> _Task_
Each entry below is to be extracted exactly.

(Extracted records)
— BEGIN —
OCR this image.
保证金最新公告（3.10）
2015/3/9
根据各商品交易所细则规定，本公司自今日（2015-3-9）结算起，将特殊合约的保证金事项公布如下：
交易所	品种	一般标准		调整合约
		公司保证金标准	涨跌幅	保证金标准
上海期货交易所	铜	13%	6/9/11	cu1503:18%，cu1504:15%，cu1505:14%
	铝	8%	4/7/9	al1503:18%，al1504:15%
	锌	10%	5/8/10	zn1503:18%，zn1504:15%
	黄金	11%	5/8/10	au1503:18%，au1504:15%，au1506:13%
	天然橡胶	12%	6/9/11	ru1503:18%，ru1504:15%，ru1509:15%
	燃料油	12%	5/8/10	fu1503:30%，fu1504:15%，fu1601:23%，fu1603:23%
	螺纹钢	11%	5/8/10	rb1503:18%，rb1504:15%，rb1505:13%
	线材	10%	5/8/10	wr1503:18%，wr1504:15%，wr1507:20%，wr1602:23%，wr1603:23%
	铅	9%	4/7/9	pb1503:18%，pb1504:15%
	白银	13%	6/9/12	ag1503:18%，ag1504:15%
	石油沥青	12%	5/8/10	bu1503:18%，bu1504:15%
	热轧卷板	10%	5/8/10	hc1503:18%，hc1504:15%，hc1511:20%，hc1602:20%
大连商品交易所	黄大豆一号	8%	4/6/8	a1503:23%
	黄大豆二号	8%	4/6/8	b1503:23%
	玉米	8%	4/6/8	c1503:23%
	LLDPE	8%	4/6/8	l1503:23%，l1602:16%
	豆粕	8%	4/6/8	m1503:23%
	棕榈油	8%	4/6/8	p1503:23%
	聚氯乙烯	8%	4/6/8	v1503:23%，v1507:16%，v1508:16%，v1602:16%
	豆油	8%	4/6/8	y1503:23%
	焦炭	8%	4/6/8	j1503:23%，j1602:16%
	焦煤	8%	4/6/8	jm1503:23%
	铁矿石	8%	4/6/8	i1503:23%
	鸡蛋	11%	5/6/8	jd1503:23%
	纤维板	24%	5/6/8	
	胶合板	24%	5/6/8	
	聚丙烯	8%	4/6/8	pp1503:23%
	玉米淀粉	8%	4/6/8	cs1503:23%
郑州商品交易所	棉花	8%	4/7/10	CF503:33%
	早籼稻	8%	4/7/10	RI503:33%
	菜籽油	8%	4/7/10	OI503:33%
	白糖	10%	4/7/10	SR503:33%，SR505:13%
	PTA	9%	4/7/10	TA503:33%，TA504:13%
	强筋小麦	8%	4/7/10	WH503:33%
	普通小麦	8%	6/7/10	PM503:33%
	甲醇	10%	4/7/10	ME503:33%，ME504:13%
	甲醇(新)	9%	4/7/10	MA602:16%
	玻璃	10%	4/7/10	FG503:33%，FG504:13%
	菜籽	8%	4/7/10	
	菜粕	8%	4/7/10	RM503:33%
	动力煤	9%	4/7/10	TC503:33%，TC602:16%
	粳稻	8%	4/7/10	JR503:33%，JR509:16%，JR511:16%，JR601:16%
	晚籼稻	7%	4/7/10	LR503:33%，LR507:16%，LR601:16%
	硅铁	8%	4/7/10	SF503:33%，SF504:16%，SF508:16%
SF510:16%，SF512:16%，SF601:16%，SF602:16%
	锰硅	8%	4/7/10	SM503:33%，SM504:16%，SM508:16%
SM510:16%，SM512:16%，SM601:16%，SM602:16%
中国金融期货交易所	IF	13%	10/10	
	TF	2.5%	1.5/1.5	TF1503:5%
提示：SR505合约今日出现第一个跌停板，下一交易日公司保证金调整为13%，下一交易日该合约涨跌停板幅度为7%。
— END —
> _Finished task_
OCR this image.
保证金最新公告（3.10）
2015/3/9
根据各商品交易所细则规定，本公司自今日（2015-3-9）结算起，将特殊合约的保证金事项公布如下：
交易所	品种	一般标准		调整合约
		公司保证金标准	涨跌幅	保证金标准
上海期货交易所	铜	13%	6/9/11	cu1503:18%，cu1504:15%，cu1505:14%
	铝	8%	4/7/9	al1503:18%，al1504:15%
	锌	10%	5/8/10	zn1503:18%，zn1504:15%
	黄金	11%	5/8/10	au1503:18%，au1504:15%，au1506:13%
	天然橡胶	12%	6/9/11	ru1503:18%，ru1504:15%，ru1509:15%
	燃料油	12%	5/8/10	fu1503:30%，fu1504:15%，fu1601:23%，fu1603:23%
	螺纹钢	11%	5/8/10	rb1503:18%，rb1504:15%，rb1505:13%
	线材	10%	5/8/10	wr1503:18%，wr1504:15%，wr1507:20%，wr1602:23%，wr1603:23%
	铅	9%	4/7/9	pb1503:18%，pb1504:15%
	白银	13%	6/9/12	ag1503:18%，ag1504:15%
	石油沥青	12%	5/8/10	bu1503:18%，bu1504:15%
	热轧卷板	10%	5/8/10	hc1503:18%，hc1504:15%，hc1511:20%，hc1602:20%
大连商品交易所	黄大豆一号	8%	4/6/8	a1503:23%
	黄大豆二号	8%	4/6/8	b1503:23%
	玉米	8%	4/6/8	c1503:23%
	LLDPE	8%	4/6/8	l1503:23%，l1602:16%
	豆粕	8%	4/6/8	m1503:23%
	棕榈油	8%	4/6/8	p1503:23%
	聚氯乙烯	8%	4/6/8	v1503:23%，v1507:16%，v1508:16%，v1602:16%
	豆油	8%	4/6/8	y1503:23%
	焦炭	8%	4/6/8	j1503:23%，j1602:16%
	焦煤	8%	4/6/8	jm1503:23%
	铁矿石	8%	4/6/8	i1503:23%
	鸡蛋	11%	5/6/8	jd1503:23%
	纤维板	24%	5/6/8	
	胶合板	24%	5/6/8	
	聚丙烯	8%	4/6/8	pp1503:23%
	玉米淀粉	8%	4/6/8	cs1503:23%
郑州商品交易所	棉花	8%	4/7/10	CF503:33%
	早籼稻	8%	4/7/10	RI503:33%
	菜籽油	8%	4/7/10	OI503:33%
	白糖	10%	4/7/10	SR503:33%，SR505:13%
	PTA	9%	4/7/10	TA503:33%，TA504:13%
	强筋小麦	8%	4/7/10	WH503:33%
	普通小麦	8%	6/7/10	PM503:33%
	甲醇	10%	4/7/10	ME503:33%，ME504:13%
	甲醇(新)	9%	4/7/10	MA602:16%
	玻璃	10%	4/7/10	FG503:33%，FG504:13%
	菜籽	8%	4/7/10	
	菜粕	8%	4/7/10	RM503:33%
	动力煤	9%	4/7/10	TC503:33%，TC602:16%
	粳稻	8%	4/7/10	JR503:33%，JR509:16%，JR511:16%，JR601:16%
	晚籼稻	7%	4/7/10	LR503:33%，LR507:16%，LR601:16%
	硅铁	8%	4/7/10	SF503:33%，SF504:16%，SF508:16%
SF510:16%，SF512:16%，SF601:16%，SF602:16%
	锰硅	8%	4/7/10	SM503:33%，SM504:16%，SM508:16%
SM510:16%，SM512:16%，SM601:16%，SM602:16%
中国金融期货交易所	IF	13%	10/10	
	TF	2.5%	1.5/1.5	TF1503:5%
提示：SR505合约今日出现第一个跌停板，下一交易日公司保证金调整为13%，下一交易日该合约涨跌停板幅度为7%。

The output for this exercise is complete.